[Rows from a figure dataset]
::::::
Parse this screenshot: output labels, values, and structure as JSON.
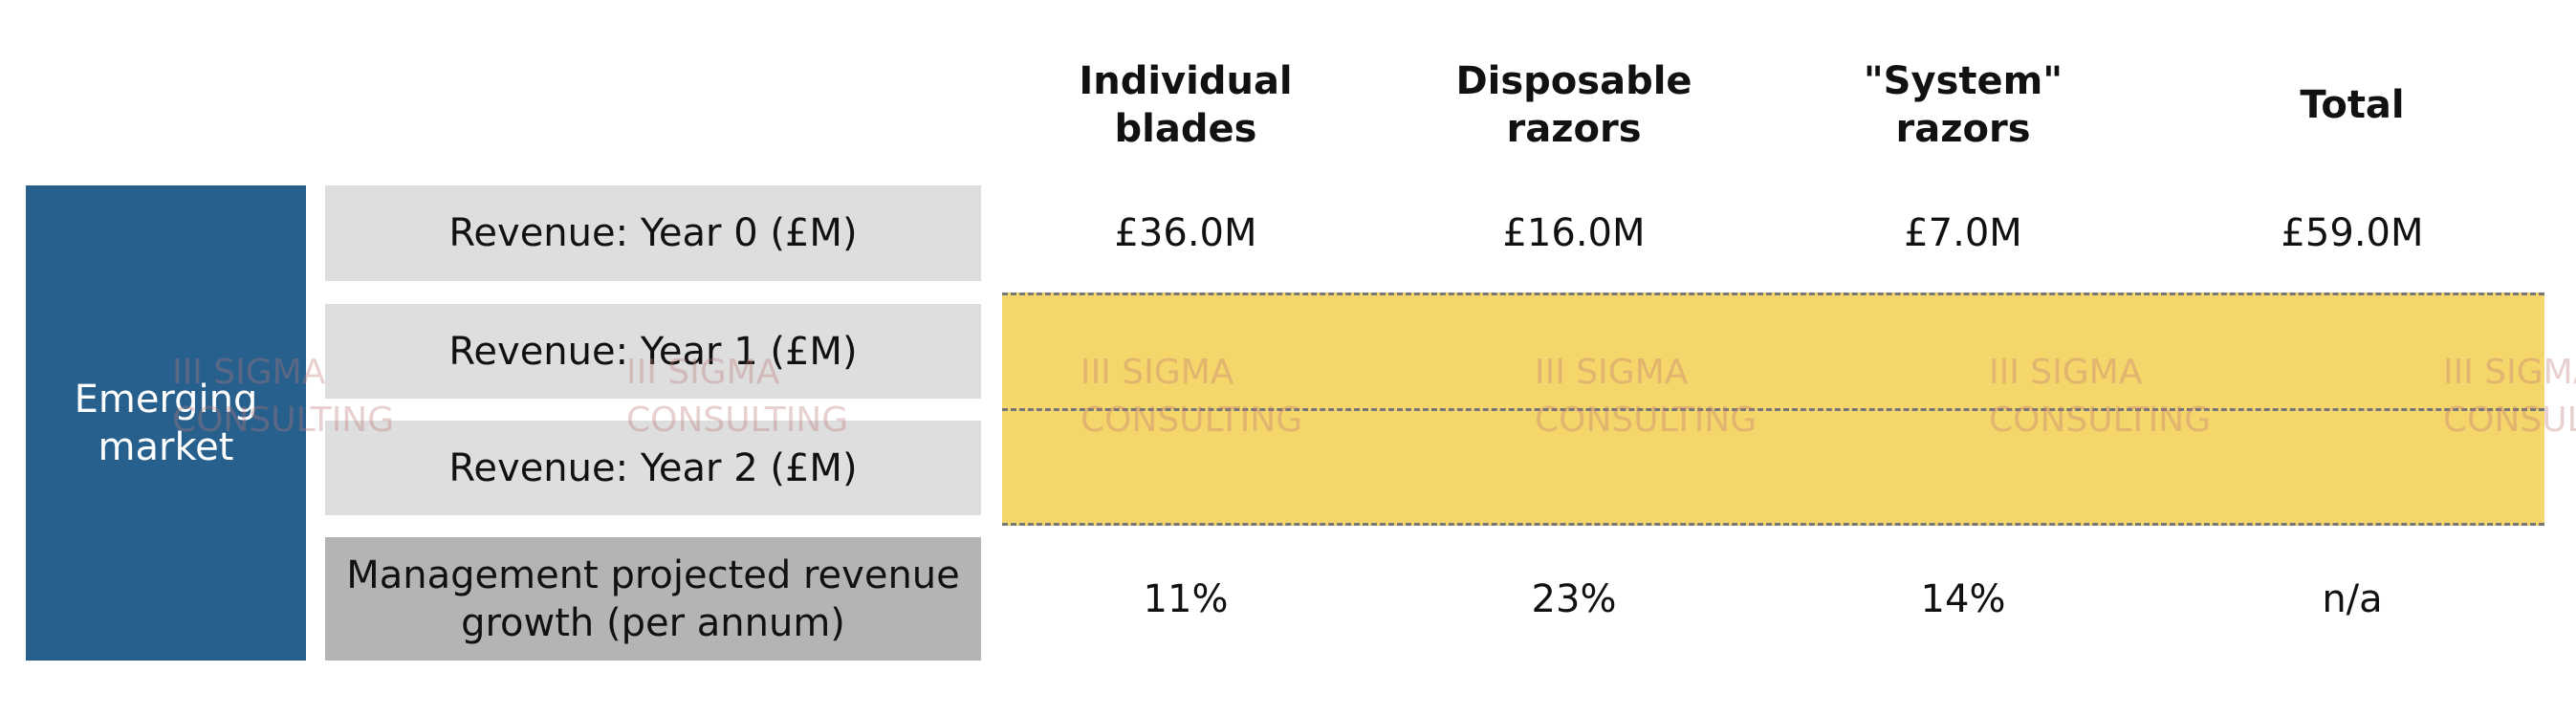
{
  "header": {
    "group": "Emerging market",
    "columns": [
      "Individual blades",
      "Disposable razors",
      "\"System\" razors",
      "Total"
    ]
  },
  "rows": [
    {
      "label": "Revenue: Year 0 (£M)",
      "cells": [
        "£36.0M",
        "£16.0M",
        "£7.0M",
        "£59.0M"
      ]
    },
    {
      "label": "Revenue: Year 1 (£M)"
    },
    {
      "label": "Revenue: Year 2 (£M)"
    },
    {
      "label": "Management projected revenue growth (per annum)",
      "cells": [
        "11%",
        "23%",
        "14%",
        "n/a"
      ]
    }
  ],
  "watermark": {
    "line1": "III SIGMA",
    "line2": "CONSULTING"
  }
}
::::::
Problem description. Pictures in the records above should not be copied. Repeat everything else exactly.

Problem solution.
Parse this screenshot: output labels, values, and structure as JSON.
{
  "header": {
    "group": "Emerging market",
    "columns": [
      "Individual blades",
      "Disposable razors",
      "\"System\" razors",
      "Total"
    ]
  },
  "rows": [
    {
      "label": "Revenue: Year 0 (£M)",
      "cells": [
        "£36.0M",
        "£16.0M",
        "£7.0M",
        "£59.0M"
      ]
    },
    {
      "label": "Revenue: Year 1 (£M)"
    },
    {
      "label": "Revenue: Year 2 (£M)"
    },
    {
      "label": "Management projected revenue growth (per annum)",
      "cells": [
        "11%",
        "23%",
        "14%",
        "n/a"
      ]
    }
  ],
  "watermark": {
    "line1": "III SIGMA",
    "line2": "CONSULTING"
  }
}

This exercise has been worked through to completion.